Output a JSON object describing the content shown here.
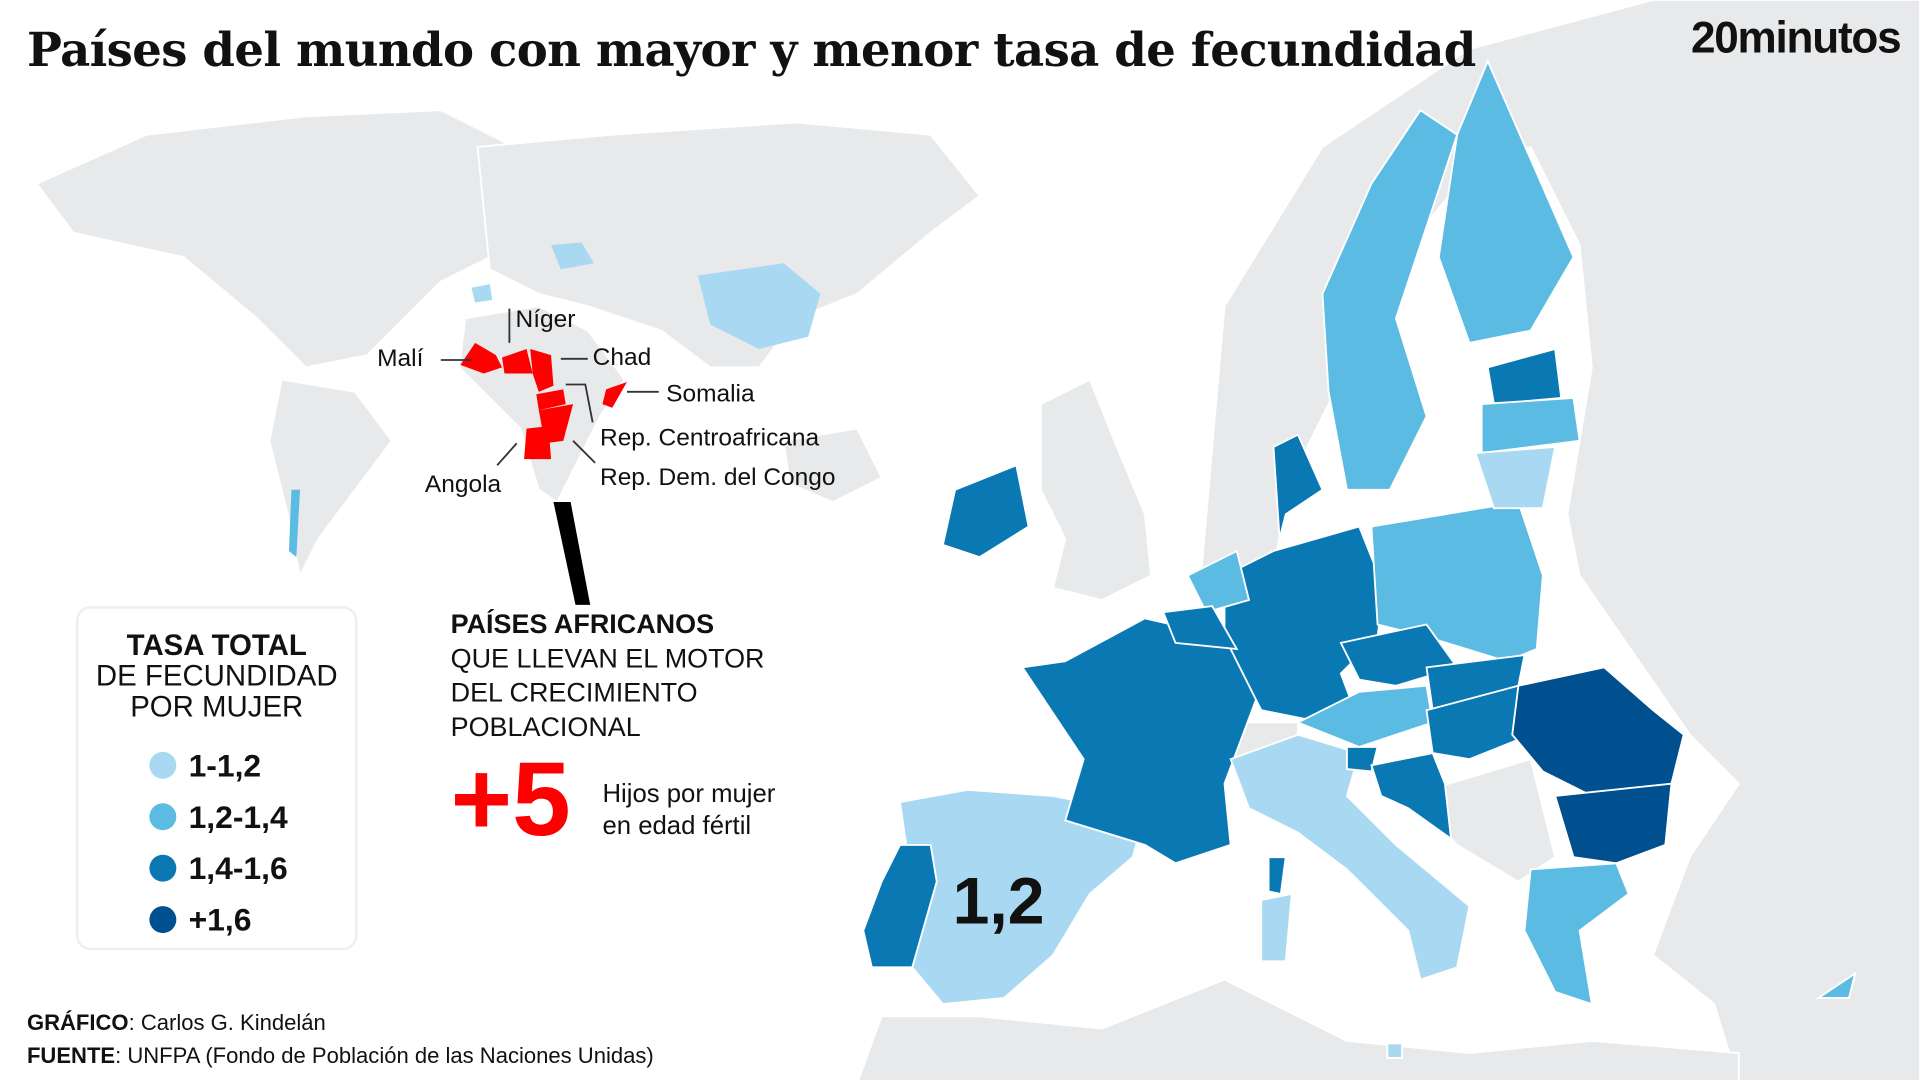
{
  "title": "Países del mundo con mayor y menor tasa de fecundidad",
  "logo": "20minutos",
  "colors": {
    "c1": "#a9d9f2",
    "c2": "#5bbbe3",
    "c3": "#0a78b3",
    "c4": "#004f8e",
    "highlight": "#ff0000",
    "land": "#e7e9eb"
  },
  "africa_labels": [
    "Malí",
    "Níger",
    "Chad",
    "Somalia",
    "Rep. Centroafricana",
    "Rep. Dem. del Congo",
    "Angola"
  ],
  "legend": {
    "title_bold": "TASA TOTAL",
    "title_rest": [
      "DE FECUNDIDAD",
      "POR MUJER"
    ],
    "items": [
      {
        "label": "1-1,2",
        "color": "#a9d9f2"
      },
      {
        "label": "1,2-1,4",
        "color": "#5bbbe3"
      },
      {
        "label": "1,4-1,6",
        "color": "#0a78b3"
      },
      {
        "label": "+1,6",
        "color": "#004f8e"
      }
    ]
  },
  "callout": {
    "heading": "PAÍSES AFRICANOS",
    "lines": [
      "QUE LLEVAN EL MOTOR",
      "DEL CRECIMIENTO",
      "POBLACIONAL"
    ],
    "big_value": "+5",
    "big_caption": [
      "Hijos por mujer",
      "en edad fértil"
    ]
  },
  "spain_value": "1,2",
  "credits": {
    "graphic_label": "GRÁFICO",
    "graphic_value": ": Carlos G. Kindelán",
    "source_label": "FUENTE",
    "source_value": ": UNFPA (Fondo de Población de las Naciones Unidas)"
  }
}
...
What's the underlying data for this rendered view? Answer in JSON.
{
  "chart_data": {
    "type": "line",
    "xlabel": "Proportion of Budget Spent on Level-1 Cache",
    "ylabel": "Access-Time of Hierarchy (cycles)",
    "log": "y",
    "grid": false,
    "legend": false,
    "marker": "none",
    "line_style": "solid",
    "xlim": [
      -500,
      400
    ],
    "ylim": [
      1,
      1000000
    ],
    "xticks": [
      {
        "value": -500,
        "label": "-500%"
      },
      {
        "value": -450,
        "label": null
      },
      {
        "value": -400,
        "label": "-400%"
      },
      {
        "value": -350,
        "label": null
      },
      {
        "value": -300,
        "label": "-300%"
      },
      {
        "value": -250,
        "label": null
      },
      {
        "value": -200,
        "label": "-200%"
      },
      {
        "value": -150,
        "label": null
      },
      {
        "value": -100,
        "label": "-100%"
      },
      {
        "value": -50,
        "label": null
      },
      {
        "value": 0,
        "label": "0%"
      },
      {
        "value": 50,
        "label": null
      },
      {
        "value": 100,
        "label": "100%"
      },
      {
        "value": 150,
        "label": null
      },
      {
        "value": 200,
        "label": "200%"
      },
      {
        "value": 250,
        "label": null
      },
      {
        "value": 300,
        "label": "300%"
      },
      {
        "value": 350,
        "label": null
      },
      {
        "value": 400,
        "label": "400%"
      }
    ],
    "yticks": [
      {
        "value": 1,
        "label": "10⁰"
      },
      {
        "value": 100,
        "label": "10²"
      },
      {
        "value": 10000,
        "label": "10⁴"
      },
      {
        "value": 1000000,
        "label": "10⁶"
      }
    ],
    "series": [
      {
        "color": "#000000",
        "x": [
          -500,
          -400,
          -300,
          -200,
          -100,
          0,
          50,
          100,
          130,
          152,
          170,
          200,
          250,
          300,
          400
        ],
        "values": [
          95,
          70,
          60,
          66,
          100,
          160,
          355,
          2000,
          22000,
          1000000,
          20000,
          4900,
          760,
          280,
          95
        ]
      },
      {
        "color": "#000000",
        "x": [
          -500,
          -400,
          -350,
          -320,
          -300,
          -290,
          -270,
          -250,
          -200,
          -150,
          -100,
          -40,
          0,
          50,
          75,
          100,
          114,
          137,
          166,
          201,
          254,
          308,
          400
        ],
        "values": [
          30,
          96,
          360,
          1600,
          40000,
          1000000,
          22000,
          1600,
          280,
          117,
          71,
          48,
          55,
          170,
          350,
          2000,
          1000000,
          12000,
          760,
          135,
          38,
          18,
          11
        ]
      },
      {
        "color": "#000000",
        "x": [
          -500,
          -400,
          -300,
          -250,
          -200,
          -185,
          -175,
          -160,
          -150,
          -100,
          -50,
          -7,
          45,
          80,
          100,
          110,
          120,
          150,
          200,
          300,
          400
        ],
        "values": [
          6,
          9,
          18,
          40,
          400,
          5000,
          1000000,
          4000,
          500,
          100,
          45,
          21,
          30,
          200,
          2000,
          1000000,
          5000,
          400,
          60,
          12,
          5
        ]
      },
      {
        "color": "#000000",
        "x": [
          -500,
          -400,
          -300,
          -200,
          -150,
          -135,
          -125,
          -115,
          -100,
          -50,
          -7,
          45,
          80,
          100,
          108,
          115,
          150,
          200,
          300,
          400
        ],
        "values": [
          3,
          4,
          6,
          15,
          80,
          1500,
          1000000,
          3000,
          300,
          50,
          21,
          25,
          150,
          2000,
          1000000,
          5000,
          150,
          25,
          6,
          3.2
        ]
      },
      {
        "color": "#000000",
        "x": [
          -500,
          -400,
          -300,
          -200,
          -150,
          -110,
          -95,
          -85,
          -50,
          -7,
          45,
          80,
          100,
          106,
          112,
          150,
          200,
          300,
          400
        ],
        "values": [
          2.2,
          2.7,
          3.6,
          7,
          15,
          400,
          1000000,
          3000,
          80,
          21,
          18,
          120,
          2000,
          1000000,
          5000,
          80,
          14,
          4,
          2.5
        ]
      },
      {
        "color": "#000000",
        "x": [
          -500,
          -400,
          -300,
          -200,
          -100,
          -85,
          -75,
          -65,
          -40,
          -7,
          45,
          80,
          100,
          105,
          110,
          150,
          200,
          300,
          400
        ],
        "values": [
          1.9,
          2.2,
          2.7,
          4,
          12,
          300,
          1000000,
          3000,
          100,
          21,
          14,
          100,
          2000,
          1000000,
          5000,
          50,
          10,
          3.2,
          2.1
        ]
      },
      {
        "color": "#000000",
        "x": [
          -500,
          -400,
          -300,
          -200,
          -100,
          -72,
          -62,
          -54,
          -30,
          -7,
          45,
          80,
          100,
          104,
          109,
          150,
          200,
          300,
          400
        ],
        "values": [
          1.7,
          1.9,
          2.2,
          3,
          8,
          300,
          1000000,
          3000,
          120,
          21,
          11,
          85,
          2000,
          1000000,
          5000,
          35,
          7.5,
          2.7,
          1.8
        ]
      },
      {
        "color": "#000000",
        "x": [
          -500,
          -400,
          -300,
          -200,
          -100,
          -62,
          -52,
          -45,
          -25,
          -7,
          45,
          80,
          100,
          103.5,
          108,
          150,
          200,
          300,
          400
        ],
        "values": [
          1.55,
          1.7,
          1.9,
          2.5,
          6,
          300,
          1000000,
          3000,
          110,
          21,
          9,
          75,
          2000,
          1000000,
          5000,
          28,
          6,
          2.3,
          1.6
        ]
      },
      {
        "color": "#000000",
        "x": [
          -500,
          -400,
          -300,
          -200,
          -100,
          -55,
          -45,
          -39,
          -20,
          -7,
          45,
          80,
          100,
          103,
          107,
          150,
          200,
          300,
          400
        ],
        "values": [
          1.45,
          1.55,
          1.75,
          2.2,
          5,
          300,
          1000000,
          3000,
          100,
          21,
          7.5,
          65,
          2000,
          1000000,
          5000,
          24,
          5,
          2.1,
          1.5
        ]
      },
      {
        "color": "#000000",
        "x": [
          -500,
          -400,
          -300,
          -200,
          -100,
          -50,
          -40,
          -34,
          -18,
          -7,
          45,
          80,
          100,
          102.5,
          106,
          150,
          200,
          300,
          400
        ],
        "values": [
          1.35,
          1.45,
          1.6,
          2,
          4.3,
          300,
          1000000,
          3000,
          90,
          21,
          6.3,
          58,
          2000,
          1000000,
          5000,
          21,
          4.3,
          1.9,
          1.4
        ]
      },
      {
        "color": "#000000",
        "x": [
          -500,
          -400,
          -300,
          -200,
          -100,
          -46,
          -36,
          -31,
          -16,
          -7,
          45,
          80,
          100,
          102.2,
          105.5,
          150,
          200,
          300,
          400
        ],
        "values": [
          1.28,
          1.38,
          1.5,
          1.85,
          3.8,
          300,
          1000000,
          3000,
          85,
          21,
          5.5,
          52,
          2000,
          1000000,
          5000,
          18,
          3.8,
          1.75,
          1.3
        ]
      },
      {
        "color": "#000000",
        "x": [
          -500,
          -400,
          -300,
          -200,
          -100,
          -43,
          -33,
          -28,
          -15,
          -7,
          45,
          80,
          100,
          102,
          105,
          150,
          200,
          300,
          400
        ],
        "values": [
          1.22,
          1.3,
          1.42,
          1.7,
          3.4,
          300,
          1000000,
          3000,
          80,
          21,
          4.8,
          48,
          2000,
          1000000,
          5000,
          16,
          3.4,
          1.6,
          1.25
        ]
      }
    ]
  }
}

## Objective
Extract from the data every line where "JSON" shows up.

## Output below
Output a JSON object describing the content shown here.
What's the underlying data for this rendered view? Answer in JSON.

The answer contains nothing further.